Objective — Find how many lines of the listing below include the word "name", then report the number by itself.

Exercise inputs —
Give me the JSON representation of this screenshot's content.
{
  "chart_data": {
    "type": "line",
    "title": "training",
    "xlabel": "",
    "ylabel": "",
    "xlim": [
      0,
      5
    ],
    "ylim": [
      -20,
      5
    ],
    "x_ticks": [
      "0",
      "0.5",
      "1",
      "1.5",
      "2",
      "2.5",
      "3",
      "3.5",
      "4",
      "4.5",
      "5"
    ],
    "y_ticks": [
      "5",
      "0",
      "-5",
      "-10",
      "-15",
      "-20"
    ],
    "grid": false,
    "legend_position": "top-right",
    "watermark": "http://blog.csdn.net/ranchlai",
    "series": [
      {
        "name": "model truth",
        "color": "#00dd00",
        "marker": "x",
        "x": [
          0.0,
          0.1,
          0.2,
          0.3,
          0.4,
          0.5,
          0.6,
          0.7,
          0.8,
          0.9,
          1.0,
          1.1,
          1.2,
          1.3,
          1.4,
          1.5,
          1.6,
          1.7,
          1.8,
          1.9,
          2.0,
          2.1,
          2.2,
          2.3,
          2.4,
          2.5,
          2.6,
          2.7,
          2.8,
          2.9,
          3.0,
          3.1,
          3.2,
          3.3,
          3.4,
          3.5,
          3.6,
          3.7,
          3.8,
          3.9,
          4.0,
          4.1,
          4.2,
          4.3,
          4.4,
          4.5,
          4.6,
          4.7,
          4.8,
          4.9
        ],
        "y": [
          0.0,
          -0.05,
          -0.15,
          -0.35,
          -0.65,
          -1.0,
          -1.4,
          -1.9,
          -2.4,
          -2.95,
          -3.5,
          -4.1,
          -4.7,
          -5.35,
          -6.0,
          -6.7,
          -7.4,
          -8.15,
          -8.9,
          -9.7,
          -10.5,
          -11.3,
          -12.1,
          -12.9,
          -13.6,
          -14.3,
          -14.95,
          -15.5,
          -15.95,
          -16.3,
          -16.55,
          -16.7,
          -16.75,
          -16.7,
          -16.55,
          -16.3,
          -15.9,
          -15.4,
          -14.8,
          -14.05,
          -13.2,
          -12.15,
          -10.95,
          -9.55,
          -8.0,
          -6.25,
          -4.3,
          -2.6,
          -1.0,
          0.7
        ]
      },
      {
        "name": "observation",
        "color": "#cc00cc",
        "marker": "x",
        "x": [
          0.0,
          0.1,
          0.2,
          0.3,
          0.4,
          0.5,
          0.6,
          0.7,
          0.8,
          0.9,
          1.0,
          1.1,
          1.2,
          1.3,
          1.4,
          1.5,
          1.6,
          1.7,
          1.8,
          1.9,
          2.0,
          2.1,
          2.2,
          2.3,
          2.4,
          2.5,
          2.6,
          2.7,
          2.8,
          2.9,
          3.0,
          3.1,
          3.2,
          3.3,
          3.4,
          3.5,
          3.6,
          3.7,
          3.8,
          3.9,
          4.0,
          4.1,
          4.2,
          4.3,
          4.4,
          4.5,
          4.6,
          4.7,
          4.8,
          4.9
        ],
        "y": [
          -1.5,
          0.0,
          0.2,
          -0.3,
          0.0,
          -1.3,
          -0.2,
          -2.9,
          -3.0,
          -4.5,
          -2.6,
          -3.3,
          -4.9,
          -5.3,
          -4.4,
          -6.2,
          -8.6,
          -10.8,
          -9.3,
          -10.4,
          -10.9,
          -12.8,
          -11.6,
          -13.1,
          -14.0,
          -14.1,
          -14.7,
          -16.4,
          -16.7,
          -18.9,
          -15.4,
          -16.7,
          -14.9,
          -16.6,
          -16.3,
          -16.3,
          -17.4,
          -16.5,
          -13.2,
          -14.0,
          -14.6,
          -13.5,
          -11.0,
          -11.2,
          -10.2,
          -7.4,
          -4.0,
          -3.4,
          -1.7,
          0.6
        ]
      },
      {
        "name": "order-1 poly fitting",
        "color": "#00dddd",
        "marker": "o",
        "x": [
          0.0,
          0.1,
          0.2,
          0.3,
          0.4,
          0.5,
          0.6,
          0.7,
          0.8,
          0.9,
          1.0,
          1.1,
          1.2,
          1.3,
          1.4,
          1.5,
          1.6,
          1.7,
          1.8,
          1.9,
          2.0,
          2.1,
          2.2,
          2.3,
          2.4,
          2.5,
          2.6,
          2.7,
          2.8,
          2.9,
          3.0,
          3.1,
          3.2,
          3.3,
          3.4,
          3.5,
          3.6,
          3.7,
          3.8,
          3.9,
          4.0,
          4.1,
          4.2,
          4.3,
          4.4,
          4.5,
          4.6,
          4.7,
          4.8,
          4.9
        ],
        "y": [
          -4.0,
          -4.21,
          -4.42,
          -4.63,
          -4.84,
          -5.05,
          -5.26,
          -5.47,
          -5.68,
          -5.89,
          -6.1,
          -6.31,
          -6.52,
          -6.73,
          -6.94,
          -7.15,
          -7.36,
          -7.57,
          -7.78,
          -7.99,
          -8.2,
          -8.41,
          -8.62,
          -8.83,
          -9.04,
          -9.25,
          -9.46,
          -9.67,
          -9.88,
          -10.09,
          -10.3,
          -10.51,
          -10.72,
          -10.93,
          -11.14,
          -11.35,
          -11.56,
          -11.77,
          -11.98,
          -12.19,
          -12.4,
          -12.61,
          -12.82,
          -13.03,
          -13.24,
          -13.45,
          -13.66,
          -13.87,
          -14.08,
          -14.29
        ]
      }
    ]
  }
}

Task response — 3